(ИСХОДНЫЙ ОТРЫВОК):
+---+

Прогудела густо труба и — кафедру занял долгоносый, немного сутулый и всклокоченный человечек — Сергей Городецкий. Этот поэт-бытовик, так глубоко, как корень, вросший в лиро-эпос, постарался выявить посетившим кабаре «путь победы солнечного поэта», — цитируя стихи юбиляра и примечания к ним, сделанные на полях книжек неким любителем, которого оратор окрестил Идиотом[4] («с самой большой буквы»). Книги Бальмонта с репликами Идиота попали в цепкие руки Городецкого из лавки «друга-букиниста» и — вот, открывший собрание, остроумно комментируя нити мыслей Идиота, построил на них свою речь — сильные, меткие слова.
После первого оратора, засыпанного рукоплесканиями, Н. С. Гумилев как бы повел собой хоровод: началось чтение стихов членов общества «Цех Поэтов». А. Ахматова, <Вас.> Гиппиус, Вл. Нарбут, Мандельштам — один за другим влезали в деревянное усеченное дупло, изображавшее кафедру, и в витиеватых виршах расшаркивались перед господином «Бродячая собака». Поминутно стонал рожок, смеялся звонкий колокольчик, трещали апплодисменты (sic! — Р. К.), а кругом — за столиками — лилось вино.

+---+

(ПРЕДОСТАВЛЕННЫЕ ДАННЫЕ):
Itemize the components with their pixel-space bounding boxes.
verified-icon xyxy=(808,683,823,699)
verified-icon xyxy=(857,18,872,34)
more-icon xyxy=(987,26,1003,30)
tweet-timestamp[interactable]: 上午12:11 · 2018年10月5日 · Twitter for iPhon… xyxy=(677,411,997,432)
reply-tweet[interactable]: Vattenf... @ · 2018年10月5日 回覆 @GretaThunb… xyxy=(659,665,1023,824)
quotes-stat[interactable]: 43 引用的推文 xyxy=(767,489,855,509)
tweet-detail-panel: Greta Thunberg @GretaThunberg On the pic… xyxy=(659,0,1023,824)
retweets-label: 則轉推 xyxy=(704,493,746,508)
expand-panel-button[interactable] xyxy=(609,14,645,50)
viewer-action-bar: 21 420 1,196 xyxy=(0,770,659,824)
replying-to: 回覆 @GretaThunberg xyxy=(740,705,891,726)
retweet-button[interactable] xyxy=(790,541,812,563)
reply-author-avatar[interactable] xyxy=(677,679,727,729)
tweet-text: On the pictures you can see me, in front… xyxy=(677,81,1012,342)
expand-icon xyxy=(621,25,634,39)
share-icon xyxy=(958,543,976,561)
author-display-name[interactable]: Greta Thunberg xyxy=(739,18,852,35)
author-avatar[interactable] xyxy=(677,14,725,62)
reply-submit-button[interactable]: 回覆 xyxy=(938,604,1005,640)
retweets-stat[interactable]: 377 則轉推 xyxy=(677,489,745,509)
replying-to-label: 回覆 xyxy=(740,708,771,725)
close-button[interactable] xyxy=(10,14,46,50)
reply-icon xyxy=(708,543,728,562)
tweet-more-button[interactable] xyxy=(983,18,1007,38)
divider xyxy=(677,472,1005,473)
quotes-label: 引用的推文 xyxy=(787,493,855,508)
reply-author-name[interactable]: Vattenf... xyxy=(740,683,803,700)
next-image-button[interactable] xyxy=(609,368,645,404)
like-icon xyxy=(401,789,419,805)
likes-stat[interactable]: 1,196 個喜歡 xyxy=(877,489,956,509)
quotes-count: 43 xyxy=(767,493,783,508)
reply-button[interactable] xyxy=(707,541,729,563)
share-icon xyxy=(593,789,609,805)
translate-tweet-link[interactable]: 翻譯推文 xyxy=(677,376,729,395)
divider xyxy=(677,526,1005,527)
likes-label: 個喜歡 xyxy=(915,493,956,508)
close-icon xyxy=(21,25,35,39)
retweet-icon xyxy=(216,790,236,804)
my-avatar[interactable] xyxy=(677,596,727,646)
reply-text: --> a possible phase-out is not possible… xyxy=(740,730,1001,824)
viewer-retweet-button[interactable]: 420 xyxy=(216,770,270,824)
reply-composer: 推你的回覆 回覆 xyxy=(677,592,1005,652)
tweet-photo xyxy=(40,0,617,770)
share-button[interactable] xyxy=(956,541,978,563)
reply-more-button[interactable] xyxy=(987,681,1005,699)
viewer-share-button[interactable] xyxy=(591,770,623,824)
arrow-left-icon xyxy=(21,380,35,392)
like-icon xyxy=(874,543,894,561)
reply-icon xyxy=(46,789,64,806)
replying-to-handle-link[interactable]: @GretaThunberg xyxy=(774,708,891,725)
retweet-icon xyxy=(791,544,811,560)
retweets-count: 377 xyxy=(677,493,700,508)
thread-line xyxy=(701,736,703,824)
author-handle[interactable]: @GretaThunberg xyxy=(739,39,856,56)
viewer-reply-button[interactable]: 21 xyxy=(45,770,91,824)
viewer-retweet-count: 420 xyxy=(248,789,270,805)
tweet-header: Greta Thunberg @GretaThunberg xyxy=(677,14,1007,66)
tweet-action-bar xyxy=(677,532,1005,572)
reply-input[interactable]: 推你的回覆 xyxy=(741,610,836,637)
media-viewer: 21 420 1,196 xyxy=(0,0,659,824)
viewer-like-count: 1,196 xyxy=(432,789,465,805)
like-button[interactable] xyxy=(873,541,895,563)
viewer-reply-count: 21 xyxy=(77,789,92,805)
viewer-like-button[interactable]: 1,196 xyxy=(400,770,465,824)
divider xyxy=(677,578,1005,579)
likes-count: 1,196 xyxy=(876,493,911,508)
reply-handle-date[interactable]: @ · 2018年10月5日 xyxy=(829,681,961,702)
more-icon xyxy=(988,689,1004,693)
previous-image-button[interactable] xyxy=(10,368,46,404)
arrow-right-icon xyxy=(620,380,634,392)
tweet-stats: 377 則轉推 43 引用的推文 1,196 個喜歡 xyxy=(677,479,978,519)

+---+

(ЧТО ТРЕБУЕТСЯ):
1 > Изложите содержание отрывка в двух предложениях.
2 > Ответьте по отрывку на вопросы:
(а) Откуда к Городецкому попали книги Бальмонта с репликами любителя?
(б) Как оратор окрестил этого любителя?
(в) Что изображало кафедру, в которую влезали читавшие стихи?
3 > Перескажите в виде краткого списка абзац отрывка, начинающийся словами «После первого оратора», сохранив его основные факты.

(РЕШЕНИЯ):
1 > Открывший собрание в кабаре Сергей Городецкий построил речь на примечаниях некоего любителя, прозванного им Идиотом, к книгам Бальмонта, попавшим к нему из лавки «друга-букиниста». Затем Н. С. Гумилев как бы повел за собой хоровод: члены общества «Цех Поэтов» А. Ахматова, Вас. Гиппиус, Вл. Нарбут и Мандельштам один за другим читали с кафедры витиеватые вирши, расшаркиваясь перед господином «Бродячая собака».

2 >
(а) Из лавки «друга-букиниста».
(б) Идиотом («с самой большой буквы»).
(в) Деревянное усеченное дупло.

3 >
- Первого оратора засыпали рукоплесканиями, после чего Н. С. Гумилев как бы повел за собой хоровод.
- Началось чтение стихов членов общества «Цех Поэтов».
- А. Ахматова, Вас. Гиппиус, Вл. Нарбут и Мандельштам один за другим влезали в кафедру, изображенную в виде деревянного усеченного дупла.
- В витиеватых виршах они расшаркивались перед господином «Бродячая собака».
- Поминутно звучали рожок и колокольчик, трещали аплодисменты, а за столиками лилось вино.